REQUEST —
Write out each record below exactly as it appears, with no pictures.

RECORD EXTRACTS —
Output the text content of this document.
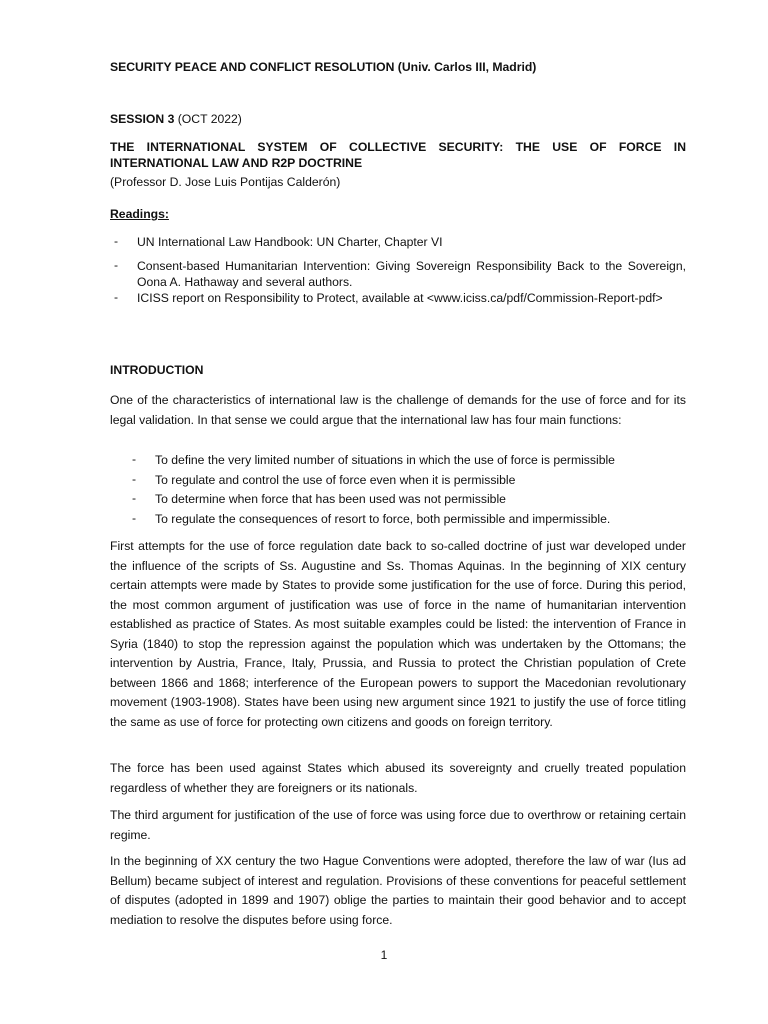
SECURITY PEACE AND CONFLICT RESOLUTION (Univ. Carlos III, Madrid)
SESSION 3 (OCT 2022)
THE INTERNATIONAL SYSTEM OF COLLECTIVE SECURITY: THE USE OF FORCE IN INTERNATIONAL LAW AND R2P DOCTRINE
(Professor D. Jose Luis Pontijas Calderón)
Readings:
- UN International Law Handbook: UN Charter, Chapter VI
- Consent-based Humanitarian Intervention: Giving Sovereign Responsibility Back to the Sovereign, Oona A. Hathaway and several authors.
- ICISS report on Responsibility to Protect, available at <www.iciss.ca/pdf/Commission-Report-pdf>
INTRODUCTION
One of the characteristics of international law is the challenge of demands for the use of force and for its legal validation. In that sense we could argue that the international law has four main functions:
- To define the very limited number of situations in which the use of force is permissible
- To regulate and control the use of force even when it is permissible
- To determine when force that has been used was not permissible
- To regulate the consequences of resort to force, both permissible and impermissible.
First attempts for the use of force regulation date back to so-called doctrine of just war developed under the influence of the scripts of Ss. Augustine and Ss. Thomas Aquinas. In the beginning of XIX century certain attempts were made by States to provide some justification for the use of force. During this period, the most common argument of justification was use of force in the name of humanitarian intervention established as practice of States. As most suitable examples could be listed: the intervention of France in Syria (1840) to stop the repression against the population which was undertaken by the Ottomans; the intervention by Austria, France, Italy, Prussia, and Russia to protect the Christian population of Crete between 1866 and 1868; interference of the European powers to support the Macedonian revolutionary movement (1903-1908). States have been using new argument since 1921 to justify the use of force titling the same as use of force for protecting own citizens and goods on foreign territory.
The force has been used against States which abused its sovereignty and cruelly treated population regardless of whether they are foreigners or its nationals.
The third argument for justification of the use of force was using force due to overthrow or retaining certain regime.
In the beginning of XX century the two Hague Conventions were adopted, therefore the law of war (Ius ad Bellum) became subject of interest and regulation. Provisions of these conventions for peaceful settlement of disputes (adopted in 1899 and 1907) oblige the parties to maintain their good behavior and to accept mediation to resolve the disputes before using force.
1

RIGHT ANSWER —
Output the text content of this document.
SECURITY PEACE AND CONFLICT RESOLUTION (Univ. Carlos III, Madrid)
SESSION 3 (OCT 2022)
THE INTERNATIONAL SYSTEM OF COLLECTIVE SECURITY: THE USE OF FORCE IN INTERNATIONAL LAW AND R2P DOCTRINE
(Professor D. Jose Luis Pontijas Calderón)
Readings:
- UN International Law Handbook: UN Charter, Chapter VI
- Consent-based Humanitarian Intervention: Giving Sovereign Responsibility Back to the Sovereign, Oona A. Hathaway and several authors.
- ICISS report on Responsibility to Protect, available at <www.iciss.ca/pdf/Commission-Report-pdf>
INTRODUCTION
One of the characteristics of international law is the challenge of demands for the use of force and for its legal validation. In that sense we could argue that the international law has four main functions:
- To define the very limited number of situations in which the use of force is permissible
- To regulate and control the use of force even when it is permissible
- To determine when force that has been used was not permissible
- To regulate the consequences of resort to force, both permissible and impermissible.
First attempts for the use of force regulation date back to so-called doctrine of just war developed under the influence of the scripts of Ss. Augustine and Ss. Thomas Aquinas. In the beginning of XIX century certain attempts were made by States to provide some justification for the use of force. During this period, the most common argument of justification was use of force in the name of humanitarian intervention established as practice of States. As most suitable examples could be listed: the intervention of France in Syria (1840) to stop the repression against the population which was undertaken by the Ottomans; the intervention by Austria, France, Italy, Prussia, and Russia to protect the Christian population of Crete between 1866 and 1868; interference of the European powers to support the Macedonian revolutionary movement (1903-1908). States have been using new argument since 1921 to justify the use of force titling the same as use of force for protecting own citizens and goods on foreign territory.
The force has been used against States which abused its sovereignty and cruelly treated population regardless of whether they are foreigners or its nationals.
The third argument for justification of the use of force was using force due to overthrow or retaining certain regime.
In the beginning of XX century the two Hague Conventions were adopted, therefore the law of war (Ius ad Bellum) became subject of interest and regulation. Provisions of these conventions for peaceful settlement of disputes (adopted in 1899 and 1907) oblige the parties to maintain their good behavior and to accept mediation to resolve the disputes before using force.
1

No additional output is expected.